> **Aim**
Pull every line of the entries that has the word "content".

> **Records supplied**
* START *

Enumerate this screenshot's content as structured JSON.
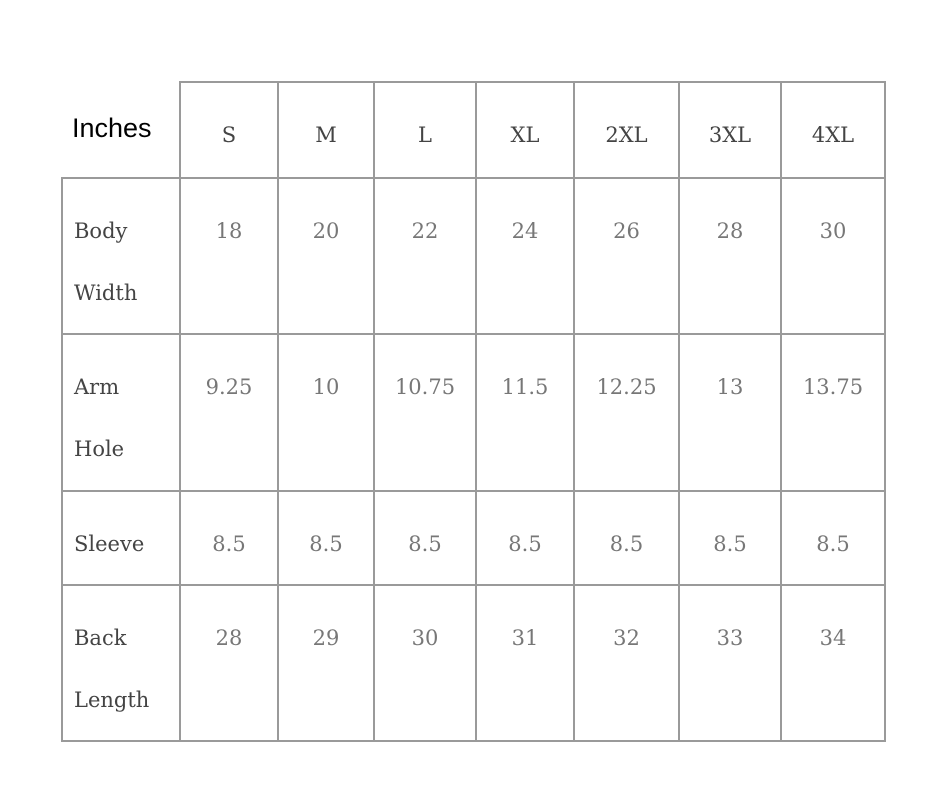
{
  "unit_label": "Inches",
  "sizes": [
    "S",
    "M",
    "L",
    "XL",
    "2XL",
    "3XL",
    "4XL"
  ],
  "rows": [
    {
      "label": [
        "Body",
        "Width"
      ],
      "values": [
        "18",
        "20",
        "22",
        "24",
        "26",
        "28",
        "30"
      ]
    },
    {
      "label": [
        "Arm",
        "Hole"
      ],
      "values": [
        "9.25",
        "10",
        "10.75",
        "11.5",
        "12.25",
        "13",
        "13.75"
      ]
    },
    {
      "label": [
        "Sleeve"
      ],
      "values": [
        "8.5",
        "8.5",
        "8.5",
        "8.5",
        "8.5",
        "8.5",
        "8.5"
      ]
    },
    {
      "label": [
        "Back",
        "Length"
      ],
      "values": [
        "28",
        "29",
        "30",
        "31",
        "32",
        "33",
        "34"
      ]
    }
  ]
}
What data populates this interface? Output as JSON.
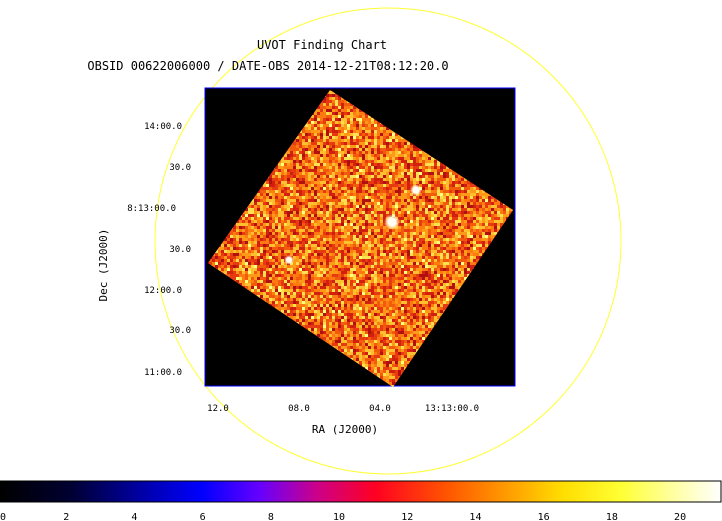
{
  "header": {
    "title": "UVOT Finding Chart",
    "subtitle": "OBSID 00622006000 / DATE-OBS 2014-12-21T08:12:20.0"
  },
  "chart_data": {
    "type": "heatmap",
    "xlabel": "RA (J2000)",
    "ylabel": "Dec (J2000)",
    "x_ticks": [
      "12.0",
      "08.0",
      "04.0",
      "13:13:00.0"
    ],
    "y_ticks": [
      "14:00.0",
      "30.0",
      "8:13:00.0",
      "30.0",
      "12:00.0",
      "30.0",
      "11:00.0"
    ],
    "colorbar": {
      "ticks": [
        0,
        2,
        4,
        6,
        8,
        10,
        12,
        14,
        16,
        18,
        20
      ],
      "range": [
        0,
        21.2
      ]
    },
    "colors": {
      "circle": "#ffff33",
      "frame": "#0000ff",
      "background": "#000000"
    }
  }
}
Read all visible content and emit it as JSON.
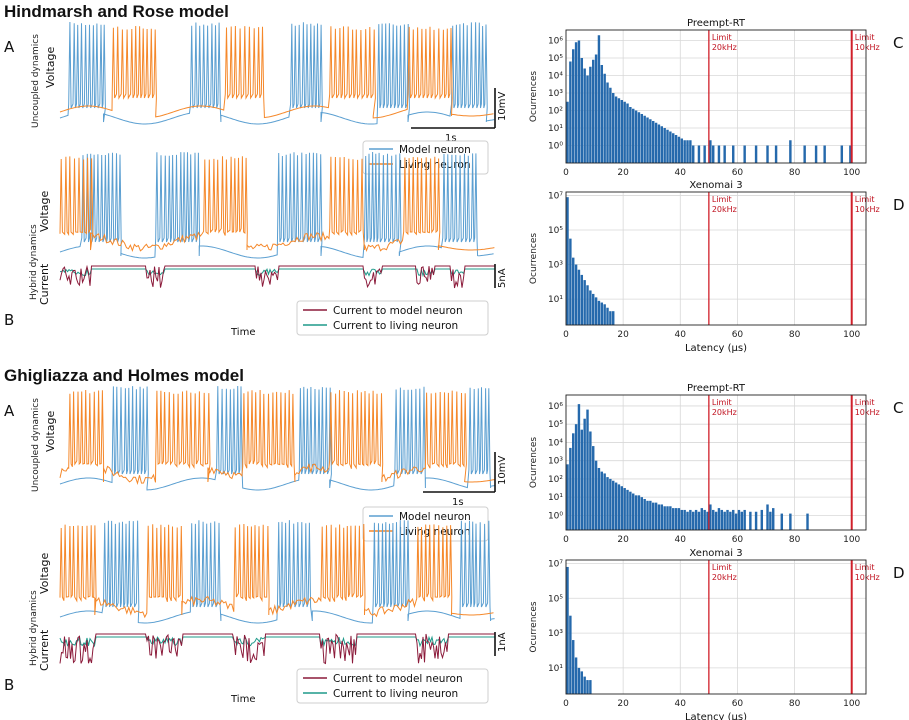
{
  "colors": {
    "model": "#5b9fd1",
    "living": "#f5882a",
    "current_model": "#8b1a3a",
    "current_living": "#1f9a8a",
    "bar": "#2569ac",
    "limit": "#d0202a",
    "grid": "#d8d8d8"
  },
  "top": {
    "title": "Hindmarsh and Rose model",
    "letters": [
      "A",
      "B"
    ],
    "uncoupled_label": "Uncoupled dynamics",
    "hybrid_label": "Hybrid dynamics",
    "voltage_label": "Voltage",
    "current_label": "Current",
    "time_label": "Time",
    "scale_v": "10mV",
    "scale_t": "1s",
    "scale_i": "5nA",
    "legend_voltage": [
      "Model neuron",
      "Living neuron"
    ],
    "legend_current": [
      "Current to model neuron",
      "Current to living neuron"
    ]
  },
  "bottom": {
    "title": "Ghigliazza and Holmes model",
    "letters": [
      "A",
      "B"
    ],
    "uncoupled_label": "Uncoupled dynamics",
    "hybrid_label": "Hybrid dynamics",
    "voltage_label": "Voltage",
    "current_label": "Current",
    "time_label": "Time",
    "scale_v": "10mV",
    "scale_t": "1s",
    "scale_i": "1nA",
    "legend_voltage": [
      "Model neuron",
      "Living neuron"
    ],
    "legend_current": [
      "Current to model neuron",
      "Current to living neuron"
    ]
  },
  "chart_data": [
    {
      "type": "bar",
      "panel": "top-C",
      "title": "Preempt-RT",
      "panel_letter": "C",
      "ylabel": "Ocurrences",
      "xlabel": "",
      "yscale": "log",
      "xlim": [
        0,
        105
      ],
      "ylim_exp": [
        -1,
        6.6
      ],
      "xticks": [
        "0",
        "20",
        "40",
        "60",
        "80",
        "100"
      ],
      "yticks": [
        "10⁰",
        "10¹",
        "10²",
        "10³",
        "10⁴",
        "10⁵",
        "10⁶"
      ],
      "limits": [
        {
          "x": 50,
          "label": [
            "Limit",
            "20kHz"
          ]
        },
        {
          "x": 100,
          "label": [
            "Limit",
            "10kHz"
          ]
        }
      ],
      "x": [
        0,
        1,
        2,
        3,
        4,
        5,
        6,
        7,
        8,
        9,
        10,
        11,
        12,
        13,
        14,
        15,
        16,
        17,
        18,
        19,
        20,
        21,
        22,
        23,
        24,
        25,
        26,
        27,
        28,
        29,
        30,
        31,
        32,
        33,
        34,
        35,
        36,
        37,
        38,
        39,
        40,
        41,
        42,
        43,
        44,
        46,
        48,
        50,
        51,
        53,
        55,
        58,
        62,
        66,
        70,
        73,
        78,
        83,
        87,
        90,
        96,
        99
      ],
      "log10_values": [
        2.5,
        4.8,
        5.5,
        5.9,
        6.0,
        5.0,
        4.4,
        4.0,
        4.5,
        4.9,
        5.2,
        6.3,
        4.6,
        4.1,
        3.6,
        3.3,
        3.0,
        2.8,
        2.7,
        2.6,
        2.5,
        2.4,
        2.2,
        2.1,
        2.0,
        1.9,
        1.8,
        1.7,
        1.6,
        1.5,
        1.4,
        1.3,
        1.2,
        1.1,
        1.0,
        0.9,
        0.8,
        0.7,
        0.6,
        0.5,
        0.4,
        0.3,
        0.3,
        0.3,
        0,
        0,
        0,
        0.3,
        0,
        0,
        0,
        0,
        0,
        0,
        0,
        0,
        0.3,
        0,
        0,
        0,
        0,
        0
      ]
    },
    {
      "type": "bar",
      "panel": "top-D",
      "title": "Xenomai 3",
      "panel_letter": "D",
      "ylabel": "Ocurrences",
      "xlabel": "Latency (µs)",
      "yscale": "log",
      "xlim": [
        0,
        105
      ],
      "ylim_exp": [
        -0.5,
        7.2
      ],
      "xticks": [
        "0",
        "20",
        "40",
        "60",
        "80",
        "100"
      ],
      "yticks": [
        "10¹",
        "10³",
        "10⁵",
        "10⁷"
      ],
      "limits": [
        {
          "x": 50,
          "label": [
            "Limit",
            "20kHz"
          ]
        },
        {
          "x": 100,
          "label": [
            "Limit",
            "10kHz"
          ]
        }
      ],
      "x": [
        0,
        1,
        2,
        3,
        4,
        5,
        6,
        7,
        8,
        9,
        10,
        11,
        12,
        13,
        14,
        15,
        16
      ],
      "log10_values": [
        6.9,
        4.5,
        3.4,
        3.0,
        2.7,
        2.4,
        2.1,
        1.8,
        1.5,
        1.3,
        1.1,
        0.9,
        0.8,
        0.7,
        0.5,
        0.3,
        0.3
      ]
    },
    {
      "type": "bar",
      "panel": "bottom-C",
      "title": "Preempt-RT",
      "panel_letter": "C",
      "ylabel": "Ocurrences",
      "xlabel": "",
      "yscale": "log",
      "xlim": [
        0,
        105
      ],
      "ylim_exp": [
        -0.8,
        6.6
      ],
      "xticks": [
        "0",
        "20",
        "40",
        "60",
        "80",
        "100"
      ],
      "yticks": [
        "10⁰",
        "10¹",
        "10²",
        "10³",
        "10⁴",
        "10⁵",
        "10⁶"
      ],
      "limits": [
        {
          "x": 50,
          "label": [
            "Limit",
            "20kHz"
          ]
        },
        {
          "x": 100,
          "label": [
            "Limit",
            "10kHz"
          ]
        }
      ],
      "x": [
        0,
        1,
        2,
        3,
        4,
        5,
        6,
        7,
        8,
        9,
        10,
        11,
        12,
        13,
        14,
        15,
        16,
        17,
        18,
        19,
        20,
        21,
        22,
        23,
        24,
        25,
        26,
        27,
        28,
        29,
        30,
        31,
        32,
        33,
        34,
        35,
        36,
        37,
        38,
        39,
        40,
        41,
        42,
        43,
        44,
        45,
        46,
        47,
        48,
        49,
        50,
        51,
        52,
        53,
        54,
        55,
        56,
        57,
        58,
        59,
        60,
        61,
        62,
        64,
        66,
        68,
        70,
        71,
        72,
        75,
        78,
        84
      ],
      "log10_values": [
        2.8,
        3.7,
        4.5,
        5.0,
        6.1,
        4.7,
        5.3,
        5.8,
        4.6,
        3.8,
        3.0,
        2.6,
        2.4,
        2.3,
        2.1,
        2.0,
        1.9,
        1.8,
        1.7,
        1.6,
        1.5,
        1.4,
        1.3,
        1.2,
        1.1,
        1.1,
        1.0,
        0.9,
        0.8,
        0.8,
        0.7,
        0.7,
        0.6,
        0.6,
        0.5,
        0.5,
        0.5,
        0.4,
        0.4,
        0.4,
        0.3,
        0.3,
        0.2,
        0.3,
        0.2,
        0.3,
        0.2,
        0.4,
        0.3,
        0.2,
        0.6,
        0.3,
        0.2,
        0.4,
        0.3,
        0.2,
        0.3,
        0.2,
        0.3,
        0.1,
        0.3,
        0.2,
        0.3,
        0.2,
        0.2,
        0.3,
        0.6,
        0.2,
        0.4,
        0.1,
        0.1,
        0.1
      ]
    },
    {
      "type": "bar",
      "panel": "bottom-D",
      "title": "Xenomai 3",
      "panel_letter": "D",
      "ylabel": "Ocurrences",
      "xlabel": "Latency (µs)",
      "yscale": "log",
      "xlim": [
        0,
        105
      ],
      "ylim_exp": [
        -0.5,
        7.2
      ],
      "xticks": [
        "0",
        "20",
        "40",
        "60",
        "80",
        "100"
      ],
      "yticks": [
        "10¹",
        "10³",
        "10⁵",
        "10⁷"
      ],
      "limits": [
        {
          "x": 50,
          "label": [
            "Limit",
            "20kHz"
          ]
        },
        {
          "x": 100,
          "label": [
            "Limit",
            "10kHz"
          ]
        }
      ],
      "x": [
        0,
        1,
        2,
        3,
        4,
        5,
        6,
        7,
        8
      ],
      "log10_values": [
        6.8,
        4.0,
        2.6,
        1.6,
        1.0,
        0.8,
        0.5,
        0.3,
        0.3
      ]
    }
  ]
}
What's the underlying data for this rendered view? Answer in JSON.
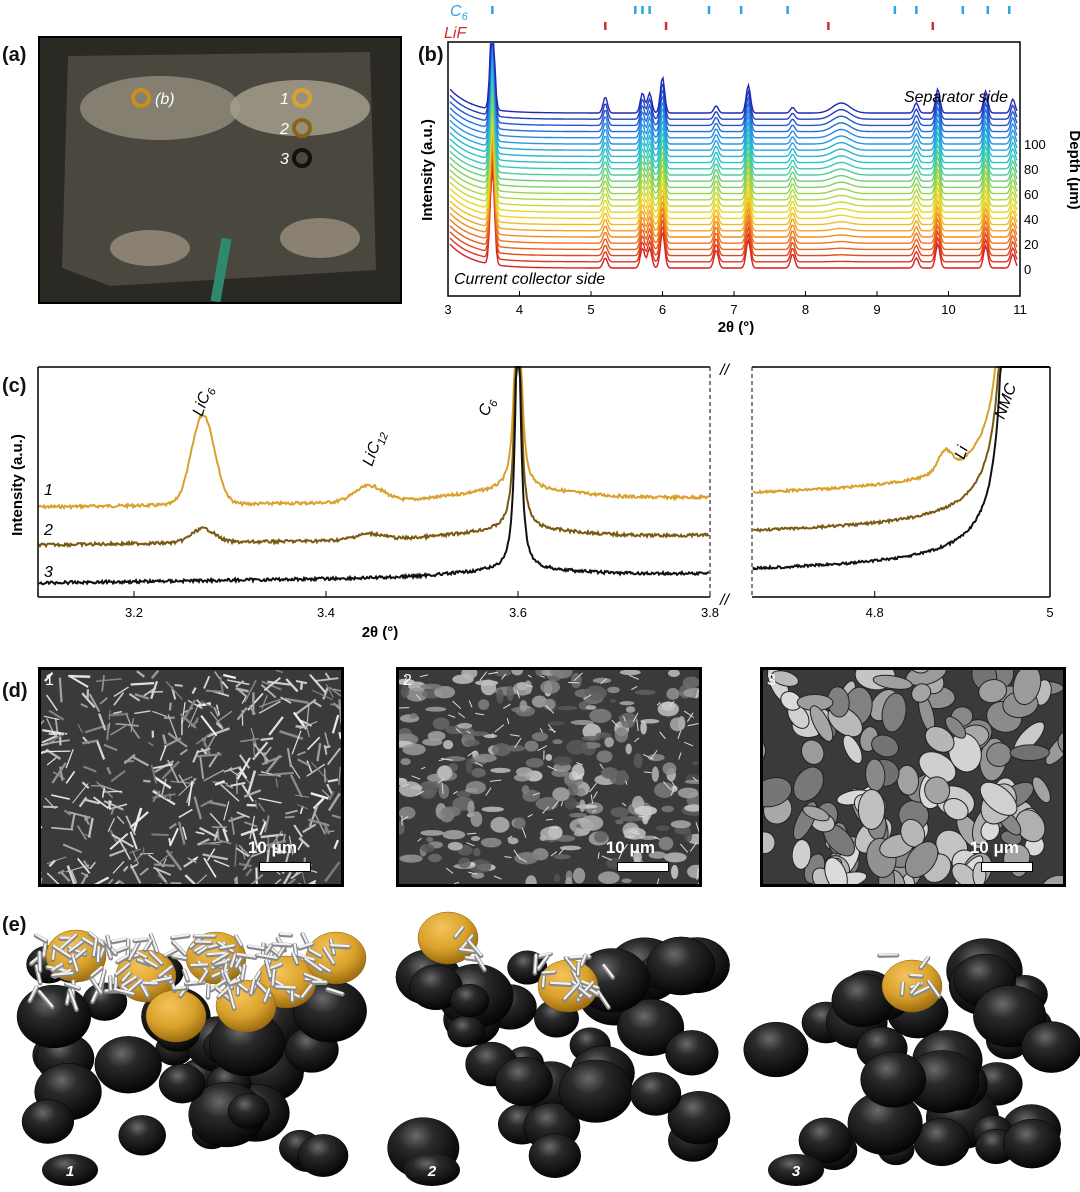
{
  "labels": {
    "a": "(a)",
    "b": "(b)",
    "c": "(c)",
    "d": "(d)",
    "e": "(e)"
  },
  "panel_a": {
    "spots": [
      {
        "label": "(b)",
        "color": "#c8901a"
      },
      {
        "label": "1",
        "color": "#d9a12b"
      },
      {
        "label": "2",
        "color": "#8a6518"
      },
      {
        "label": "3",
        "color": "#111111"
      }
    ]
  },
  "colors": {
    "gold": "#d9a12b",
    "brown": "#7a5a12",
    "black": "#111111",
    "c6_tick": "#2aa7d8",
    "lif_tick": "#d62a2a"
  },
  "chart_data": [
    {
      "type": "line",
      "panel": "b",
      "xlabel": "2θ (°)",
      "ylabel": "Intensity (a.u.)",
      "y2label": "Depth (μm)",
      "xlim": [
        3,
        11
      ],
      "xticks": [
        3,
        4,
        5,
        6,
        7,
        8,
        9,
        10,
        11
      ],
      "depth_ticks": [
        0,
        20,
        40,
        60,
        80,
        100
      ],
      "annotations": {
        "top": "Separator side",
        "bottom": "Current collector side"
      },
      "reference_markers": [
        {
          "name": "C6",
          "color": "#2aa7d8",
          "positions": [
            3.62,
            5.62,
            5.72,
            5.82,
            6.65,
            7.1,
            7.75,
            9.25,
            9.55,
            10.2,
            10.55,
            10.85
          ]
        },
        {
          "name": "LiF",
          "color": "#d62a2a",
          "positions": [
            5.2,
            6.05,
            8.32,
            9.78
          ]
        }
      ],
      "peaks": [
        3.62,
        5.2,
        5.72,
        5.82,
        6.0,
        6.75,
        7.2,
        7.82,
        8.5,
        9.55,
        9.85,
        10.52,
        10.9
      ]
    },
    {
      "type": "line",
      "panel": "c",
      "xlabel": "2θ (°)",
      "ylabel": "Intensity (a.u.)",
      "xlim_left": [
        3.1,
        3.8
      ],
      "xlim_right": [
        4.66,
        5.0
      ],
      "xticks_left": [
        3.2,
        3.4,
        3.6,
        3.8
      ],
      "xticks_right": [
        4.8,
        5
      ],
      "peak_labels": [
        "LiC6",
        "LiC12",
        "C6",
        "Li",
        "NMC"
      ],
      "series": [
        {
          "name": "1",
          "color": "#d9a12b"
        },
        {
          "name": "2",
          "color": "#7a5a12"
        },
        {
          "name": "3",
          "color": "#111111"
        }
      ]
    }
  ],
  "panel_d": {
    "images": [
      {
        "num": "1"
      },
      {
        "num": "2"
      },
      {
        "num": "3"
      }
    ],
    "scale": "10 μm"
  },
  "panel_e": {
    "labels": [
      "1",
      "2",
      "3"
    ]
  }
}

* END *

> **Answer to the exercise**
Enumerate this screenshot's content as structured JSON.
Read all visible content and emit it as JSON.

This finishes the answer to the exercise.